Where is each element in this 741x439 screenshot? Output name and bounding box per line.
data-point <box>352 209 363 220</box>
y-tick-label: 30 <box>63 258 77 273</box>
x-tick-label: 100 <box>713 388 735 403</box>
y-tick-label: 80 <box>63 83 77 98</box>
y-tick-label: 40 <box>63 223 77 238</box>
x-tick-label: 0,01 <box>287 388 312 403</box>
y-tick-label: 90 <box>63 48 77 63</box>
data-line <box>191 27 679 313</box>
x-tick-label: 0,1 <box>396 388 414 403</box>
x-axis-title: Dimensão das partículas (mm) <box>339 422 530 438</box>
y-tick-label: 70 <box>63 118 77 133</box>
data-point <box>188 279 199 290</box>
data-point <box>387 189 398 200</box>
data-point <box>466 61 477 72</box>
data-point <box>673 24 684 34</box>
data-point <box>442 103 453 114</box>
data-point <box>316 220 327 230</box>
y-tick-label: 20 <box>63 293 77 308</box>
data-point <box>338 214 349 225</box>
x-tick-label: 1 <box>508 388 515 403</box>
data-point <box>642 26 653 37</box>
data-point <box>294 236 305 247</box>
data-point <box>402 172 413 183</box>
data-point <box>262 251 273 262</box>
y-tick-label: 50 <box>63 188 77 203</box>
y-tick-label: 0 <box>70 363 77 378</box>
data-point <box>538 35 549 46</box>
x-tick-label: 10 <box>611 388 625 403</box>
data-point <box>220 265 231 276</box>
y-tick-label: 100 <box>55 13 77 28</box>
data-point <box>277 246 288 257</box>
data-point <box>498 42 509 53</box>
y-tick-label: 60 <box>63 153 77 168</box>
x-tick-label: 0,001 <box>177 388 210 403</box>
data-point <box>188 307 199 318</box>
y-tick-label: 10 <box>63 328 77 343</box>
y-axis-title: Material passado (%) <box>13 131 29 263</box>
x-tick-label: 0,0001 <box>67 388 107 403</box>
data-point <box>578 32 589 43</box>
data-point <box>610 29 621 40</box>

### REQUIRED WORK
Can you transcribe the lines word for word, starting with the first one and stopping after the line that contains "x-tick-label: 0,1 <box>396 388 414 403</box>"?

### COMPLETE RESPONSE
Where is each element in this 741x439 screenshot? Output name and bounding box per line.
data-point <box>352 209 363 220</box>
y-tick-label: 30 <box>63 258 77 273</box>
x-tick-label: 100 <box>713 388 735 403</box>
y-tick-label: 80 <box>63 83 77 98</box>
y-tick-label: 40 <box>63 223 77 238</box>
x-tick-label: 0,01 <box>287 388 312 403</box>
y-tick-label: 90 <box>63 48 77 63</box>
data-line <box>191 27 679 313</box>
x-tick-label: 0,1 <box>396 388 414 403</box>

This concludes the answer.